[Saved data entries]
◇ ◇ ◇ ◇ ◇
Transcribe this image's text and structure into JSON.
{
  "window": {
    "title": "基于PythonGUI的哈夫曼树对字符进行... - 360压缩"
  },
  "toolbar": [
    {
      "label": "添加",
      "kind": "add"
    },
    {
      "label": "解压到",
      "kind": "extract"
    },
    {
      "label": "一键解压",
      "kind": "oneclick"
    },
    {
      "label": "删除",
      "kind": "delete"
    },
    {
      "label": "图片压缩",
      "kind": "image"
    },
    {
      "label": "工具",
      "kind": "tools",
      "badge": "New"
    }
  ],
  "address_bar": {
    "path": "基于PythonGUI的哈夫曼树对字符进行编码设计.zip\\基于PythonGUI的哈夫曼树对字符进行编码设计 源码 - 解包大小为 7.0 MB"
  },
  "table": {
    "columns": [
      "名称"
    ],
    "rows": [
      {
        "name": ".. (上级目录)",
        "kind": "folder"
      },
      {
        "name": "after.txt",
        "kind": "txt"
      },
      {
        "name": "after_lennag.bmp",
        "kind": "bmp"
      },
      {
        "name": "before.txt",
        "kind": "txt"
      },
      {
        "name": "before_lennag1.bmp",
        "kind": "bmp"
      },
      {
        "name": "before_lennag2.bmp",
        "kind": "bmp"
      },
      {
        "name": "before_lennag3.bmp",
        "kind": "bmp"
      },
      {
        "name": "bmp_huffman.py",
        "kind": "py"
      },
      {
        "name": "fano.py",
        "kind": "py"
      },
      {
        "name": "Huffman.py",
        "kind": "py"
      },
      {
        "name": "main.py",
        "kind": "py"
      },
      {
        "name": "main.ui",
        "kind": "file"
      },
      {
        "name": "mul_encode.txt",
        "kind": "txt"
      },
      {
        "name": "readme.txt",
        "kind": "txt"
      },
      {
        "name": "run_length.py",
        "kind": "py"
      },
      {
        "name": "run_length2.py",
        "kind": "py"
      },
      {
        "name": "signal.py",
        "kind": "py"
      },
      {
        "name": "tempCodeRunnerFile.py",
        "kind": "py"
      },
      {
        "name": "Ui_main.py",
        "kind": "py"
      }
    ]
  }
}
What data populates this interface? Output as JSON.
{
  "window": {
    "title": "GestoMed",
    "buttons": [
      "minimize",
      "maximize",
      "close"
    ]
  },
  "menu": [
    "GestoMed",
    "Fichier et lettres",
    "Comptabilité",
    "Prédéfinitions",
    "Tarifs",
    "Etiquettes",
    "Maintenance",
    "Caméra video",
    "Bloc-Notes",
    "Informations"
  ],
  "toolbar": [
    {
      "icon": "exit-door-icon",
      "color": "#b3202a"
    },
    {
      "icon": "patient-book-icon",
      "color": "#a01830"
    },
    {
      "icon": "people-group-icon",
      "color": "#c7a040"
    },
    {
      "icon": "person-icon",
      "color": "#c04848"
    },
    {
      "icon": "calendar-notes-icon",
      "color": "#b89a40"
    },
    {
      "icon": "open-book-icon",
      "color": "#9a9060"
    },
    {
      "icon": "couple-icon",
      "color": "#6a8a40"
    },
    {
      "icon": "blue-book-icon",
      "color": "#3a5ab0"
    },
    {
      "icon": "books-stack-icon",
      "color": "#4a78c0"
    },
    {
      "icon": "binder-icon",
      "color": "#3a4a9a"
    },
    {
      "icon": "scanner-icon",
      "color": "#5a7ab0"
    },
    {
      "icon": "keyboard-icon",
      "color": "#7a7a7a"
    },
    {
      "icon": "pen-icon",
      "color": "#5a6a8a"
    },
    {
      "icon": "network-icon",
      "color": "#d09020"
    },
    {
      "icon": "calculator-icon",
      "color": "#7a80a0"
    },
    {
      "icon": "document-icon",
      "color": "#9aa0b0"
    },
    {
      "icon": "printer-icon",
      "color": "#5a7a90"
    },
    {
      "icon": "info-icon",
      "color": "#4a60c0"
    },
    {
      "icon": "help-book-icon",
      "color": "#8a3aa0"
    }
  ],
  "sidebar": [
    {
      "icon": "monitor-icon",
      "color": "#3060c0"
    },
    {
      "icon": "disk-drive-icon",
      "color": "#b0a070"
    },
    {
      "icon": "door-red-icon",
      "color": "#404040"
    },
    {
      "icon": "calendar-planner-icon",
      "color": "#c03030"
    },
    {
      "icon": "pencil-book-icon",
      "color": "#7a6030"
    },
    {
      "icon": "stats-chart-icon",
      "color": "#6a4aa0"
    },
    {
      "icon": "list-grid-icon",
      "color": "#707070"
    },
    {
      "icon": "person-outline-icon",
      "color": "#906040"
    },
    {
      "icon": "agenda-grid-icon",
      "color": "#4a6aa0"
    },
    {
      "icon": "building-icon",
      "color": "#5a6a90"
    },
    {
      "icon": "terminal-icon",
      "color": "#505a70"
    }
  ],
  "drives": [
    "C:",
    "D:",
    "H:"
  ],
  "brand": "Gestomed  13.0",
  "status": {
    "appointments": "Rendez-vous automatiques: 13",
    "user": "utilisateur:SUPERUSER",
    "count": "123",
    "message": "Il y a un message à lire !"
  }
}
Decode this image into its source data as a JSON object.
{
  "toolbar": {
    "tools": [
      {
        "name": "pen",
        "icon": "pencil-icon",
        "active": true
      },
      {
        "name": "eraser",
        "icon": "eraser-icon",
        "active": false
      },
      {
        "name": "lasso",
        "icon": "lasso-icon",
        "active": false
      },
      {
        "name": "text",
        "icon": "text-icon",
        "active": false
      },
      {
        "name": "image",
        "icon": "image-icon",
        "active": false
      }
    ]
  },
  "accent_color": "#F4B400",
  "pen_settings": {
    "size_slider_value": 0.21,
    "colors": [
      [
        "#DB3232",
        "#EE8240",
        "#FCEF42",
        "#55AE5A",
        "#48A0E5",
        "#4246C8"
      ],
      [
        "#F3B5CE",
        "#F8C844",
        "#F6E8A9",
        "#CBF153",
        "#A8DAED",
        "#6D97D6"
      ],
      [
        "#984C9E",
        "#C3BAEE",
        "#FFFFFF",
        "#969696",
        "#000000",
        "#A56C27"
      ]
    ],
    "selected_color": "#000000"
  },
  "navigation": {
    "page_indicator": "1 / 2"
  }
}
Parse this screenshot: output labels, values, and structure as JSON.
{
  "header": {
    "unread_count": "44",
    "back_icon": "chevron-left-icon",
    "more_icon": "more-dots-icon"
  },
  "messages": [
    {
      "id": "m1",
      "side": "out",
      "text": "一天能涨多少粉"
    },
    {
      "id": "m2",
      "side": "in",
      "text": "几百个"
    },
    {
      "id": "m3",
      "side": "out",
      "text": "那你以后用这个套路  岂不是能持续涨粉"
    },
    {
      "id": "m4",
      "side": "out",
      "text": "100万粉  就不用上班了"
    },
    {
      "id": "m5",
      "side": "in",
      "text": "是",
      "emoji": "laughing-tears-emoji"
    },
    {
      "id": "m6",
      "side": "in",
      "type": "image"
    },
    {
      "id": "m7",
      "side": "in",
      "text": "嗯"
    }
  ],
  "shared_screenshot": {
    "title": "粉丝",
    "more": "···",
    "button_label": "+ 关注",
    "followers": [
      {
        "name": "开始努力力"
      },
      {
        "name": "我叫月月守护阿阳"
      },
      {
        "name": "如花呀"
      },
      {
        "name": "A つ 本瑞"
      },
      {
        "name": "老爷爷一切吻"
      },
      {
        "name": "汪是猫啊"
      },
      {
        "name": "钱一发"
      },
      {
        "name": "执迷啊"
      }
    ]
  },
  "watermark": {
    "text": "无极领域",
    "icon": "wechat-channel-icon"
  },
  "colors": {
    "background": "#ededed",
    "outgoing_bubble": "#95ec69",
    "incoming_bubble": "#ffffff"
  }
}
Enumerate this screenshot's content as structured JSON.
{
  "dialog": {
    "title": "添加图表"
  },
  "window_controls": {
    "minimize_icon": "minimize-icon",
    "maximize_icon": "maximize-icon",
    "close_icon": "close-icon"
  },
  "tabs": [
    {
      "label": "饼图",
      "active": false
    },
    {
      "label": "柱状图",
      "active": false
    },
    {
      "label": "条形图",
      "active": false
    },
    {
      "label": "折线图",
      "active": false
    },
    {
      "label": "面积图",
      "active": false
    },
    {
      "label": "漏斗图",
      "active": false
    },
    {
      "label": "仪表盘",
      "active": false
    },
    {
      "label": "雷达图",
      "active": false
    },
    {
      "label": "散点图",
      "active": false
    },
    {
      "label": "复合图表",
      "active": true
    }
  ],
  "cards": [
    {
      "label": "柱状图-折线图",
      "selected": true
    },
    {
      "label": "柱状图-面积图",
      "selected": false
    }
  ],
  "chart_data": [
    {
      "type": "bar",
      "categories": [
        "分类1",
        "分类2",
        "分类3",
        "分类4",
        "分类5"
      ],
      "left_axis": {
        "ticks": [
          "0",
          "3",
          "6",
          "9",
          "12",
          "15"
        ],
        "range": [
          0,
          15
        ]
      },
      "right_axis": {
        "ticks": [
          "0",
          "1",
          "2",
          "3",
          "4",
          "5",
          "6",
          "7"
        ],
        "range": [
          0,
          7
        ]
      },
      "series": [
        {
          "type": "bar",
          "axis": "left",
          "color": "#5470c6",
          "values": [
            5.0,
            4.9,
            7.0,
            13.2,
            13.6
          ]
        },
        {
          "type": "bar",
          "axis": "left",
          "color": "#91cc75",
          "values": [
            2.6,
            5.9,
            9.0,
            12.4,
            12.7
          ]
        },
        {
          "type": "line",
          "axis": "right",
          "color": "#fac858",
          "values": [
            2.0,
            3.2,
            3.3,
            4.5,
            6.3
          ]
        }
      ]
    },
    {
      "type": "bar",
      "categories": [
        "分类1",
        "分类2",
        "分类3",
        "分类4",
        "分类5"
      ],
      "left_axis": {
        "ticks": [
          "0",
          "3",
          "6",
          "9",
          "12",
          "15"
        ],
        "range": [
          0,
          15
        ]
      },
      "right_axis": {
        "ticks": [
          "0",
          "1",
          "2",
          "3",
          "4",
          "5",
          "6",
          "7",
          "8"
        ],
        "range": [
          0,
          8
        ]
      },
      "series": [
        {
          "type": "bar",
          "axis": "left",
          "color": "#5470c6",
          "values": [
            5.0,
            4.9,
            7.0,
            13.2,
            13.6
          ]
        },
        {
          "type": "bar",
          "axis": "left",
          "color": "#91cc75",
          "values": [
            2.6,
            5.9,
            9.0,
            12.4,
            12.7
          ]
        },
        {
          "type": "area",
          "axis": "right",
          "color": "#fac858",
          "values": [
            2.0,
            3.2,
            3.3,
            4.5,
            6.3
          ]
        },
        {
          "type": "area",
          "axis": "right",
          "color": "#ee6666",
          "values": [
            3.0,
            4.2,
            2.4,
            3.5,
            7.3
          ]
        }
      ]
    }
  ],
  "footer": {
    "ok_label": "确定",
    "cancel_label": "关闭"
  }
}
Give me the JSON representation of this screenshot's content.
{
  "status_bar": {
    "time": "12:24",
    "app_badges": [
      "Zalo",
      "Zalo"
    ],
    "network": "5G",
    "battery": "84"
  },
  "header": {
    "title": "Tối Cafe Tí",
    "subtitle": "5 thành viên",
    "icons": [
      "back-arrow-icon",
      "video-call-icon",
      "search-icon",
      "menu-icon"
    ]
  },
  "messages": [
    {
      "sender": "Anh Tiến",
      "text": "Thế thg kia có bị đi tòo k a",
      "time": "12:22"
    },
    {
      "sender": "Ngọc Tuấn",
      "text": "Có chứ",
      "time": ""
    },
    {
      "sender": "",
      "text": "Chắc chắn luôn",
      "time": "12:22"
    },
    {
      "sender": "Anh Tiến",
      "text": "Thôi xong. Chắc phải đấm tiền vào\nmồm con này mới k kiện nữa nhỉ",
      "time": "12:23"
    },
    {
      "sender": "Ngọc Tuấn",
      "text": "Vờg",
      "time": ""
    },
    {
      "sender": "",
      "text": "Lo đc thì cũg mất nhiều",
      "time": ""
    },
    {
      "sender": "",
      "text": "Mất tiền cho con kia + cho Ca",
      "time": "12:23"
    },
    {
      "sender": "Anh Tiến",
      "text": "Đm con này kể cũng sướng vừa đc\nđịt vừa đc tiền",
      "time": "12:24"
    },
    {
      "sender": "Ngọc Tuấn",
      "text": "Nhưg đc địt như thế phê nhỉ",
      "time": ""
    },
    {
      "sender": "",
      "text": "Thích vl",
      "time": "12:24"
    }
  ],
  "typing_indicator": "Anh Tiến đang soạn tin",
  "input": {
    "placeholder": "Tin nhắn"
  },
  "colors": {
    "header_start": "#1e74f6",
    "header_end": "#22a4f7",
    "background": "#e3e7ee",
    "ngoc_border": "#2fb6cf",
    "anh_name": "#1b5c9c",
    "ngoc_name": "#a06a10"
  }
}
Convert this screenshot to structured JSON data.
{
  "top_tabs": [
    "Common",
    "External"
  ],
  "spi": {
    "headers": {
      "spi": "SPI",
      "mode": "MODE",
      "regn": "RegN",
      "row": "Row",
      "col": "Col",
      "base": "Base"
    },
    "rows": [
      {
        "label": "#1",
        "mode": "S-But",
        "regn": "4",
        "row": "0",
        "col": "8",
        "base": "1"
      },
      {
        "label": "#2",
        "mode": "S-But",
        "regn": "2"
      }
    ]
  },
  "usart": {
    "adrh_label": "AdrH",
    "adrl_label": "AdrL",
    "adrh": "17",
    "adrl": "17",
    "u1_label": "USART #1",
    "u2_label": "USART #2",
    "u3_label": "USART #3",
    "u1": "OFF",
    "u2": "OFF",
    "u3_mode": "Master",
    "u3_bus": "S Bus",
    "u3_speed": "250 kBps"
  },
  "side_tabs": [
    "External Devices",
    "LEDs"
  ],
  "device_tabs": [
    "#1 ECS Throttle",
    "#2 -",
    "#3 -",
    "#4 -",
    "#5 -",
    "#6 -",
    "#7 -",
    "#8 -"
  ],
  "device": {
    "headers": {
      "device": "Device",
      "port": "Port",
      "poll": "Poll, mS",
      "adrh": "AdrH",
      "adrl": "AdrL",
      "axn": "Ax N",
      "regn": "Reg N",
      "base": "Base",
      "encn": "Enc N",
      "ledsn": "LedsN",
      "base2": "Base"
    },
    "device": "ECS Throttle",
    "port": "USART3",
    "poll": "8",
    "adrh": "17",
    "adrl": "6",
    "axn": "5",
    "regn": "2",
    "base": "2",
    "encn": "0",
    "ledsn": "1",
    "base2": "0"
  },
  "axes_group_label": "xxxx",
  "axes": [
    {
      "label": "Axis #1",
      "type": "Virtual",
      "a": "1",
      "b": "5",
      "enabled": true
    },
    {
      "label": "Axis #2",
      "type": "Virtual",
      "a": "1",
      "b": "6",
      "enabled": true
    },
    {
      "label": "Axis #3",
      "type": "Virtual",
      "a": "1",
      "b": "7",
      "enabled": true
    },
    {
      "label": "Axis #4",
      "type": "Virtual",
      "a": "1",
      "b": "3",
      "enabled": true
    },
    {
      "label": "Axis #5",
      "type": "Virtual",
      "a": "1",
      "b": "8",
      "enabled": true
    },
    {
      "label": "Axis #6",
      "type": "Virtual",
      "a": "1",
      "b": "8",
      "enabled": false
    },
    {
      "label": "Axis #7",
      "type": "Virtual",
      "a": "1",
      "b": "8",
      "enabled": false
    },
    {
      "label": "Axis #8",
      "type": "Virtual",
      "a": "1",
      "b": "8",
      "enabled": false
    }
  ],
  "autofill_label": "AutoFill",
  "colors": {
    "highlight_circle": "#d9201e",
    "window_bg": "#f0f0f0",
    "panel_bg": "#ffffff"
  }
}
◇ ◇ ◇ ◇ ◇
Every line of the listing that holds "this" is to be counted; give only the resulting number.

> THE RESPONSE
7